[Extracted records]

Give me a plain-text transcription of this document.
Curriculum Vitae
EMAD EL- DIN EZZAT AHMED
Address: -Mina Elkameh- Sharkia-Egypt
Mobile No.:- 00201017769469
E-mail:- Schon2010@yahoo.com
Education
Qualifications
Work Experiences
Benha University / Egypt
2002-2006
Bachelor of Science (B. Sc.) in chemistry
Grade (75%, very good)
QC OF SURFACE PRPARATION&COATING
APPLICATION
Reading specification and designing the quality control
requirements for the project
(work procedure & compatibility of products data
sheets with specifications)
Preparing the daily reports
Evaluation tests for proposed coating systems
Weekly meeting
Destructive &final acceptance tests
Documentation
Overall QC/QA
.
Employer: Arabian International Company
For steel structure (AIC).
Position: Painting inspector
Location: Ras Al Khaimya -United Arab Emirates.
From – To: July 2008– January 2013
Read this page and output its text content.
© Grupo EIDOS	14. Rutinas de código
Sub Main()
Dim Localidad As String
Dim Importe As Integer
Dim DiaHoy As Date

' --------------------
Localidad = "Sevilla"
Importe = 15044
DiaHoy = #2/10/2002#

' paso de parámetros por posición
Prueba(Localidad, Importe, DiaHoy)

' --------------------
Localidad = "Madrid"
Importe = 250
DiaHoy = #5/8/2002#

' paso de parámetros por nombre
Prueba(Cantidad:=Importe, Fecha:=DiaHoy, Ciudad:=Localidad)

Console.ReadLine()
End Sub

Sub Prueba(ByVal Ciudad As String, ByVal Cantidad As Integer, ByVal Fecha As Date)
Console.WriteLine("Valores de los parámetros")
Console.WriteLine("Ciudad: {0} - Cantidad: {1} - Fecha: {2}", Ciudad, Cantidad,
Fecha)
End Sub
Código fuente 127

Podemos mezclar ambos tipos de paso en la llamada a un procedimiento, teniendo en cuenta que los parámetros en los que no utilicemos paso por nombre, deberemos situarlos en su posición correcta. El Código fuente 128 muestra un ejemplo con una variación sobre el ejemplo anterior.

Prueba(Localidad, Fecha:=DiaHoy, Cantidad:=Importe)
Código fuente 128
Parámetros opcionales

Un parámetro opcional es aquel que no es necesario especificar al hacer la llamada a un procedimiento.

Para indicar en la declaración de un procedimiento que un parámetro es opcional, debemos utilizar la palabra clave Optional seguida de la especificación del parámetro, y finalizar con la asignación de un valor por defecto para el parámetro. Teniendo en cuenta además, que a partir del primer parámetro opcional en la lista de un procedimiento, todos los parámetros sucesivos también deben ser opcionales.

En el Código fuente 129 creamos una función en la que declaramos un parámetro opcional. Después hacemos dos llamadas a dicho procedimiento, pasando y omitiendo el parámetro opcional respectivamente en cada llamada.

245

TASK INSTRUCTIONS: Of all the lines above, how many contain "WriteLine"? Give the number and nothing more.

WRITTEN RESPONSE: 2